A run of records:
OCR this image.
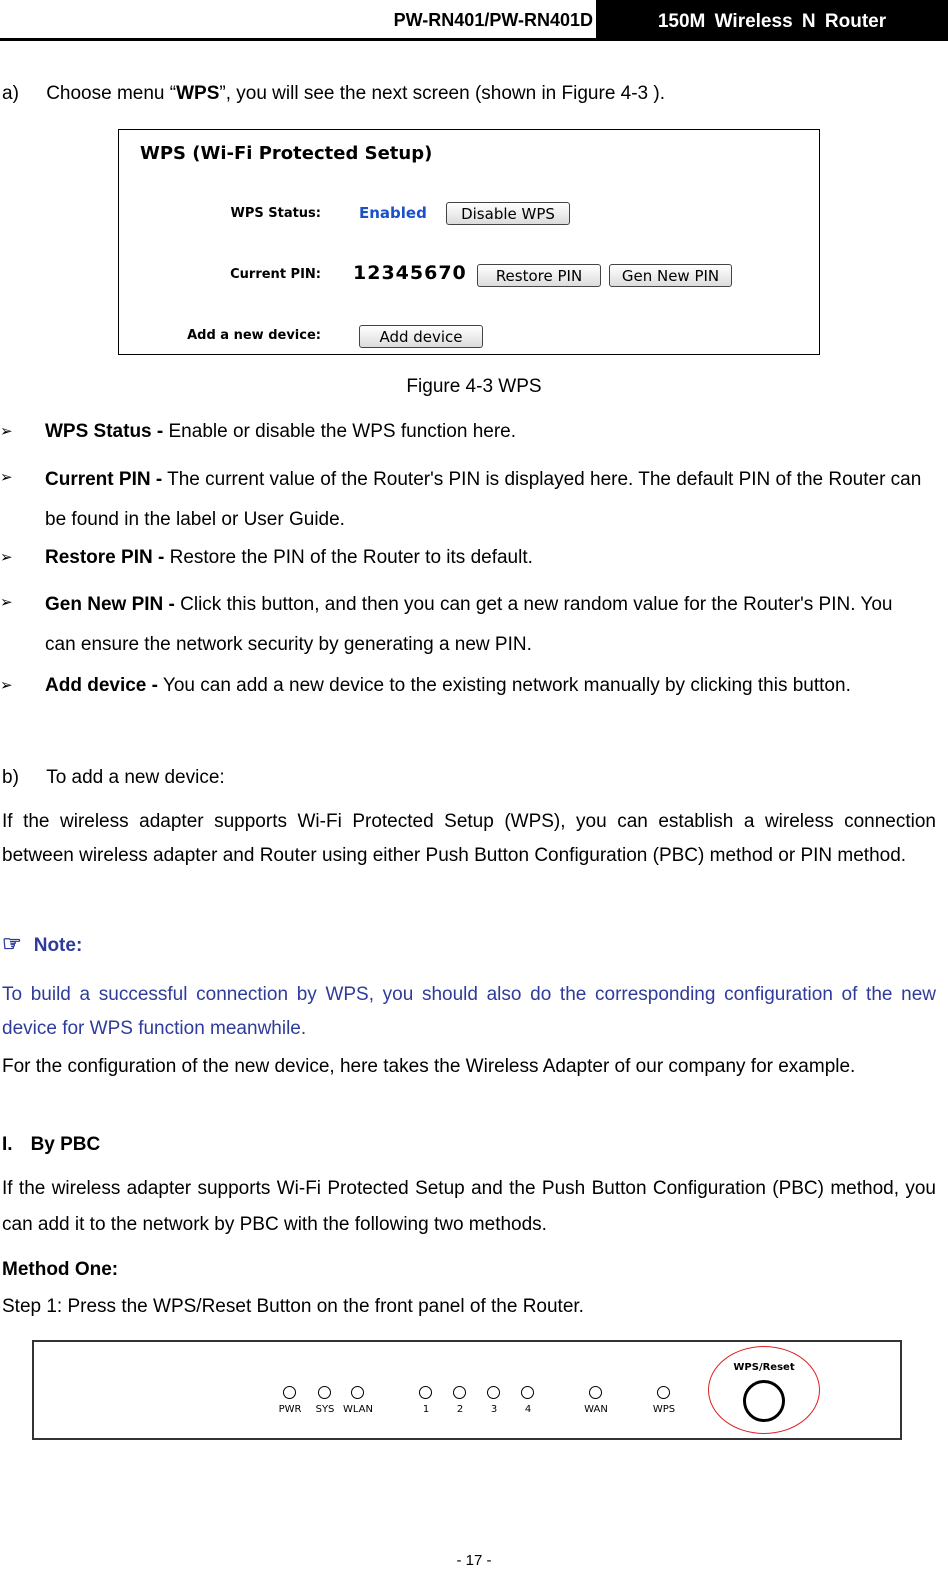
PW-RN401/PW-RN401D	150M Wireless N Router
a) Choose menu “WPS”, you will see the next screen (shown in Figure 4-3 ).
WPS (Wi-Fi Protected Setup)
WPS Status:	Enabled	Disable WPS
Current PIN: 12345670	Restore PIN	Gen New PIN
Add a new device:	Add device
Figure 4-3 WPS
➢ WPS Status - Enable or disable the WPS function here.
➢ Current PIN - The current value of the Router's PIN is displayed here. The default PIN of the Router can be found in the label or User Guide.
➢ Restore PIN - Restore the PIN of the Router to its default.
➢ Gen New PIN - Click this button, and then you can get a new random value for the Router's PIN. You can ensure the network security by generating a new PIN.
➢ Add device - You can add a new device to the existing network manually by clicking this button.
b) To add a new device:
If the wireless adapter supports Wi-Fi Protected Setup (WPS), you can establish a wireless connection between wireless adapter and Router using either Push Button Configuration (PBC) method or PIN method.
☞ Note:
To build a successful connection by WPS, you should also do the corresponding configuration of the new device for WPS function meanwhile.
For the configuration of the new device, here takes the Wireless Adapter of our company for example.
I. By PBC
If the wireless adapter supports Wi-Fi Protected Setup and the Push Button Configuration (PBC) method, you can add it to the network by PBC with the following two methods.
Method One:
Step 1: Press the WPS/Reset Button on the front panel of the Router.
PWR	SYS WLAN	1	2	3	4	WAN	WPS
WPS/Reset
- 17 -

▶ WRITTEN REQUEST
Collect each line above holding the string "Push".

▶ CORRECT OUTPUT
If the wireless adapter supports Wi-Fi Protected Setup (WPS), you can establish a wireless connection between wireless adapter and Router using either Push Button Configuration (PBC) method or PIN method.
If the wireless adapter supports Wi-Fi Protected Setup and the Push Button Configuration (PBC) method, you can add it to the network by PBC with the following two methods.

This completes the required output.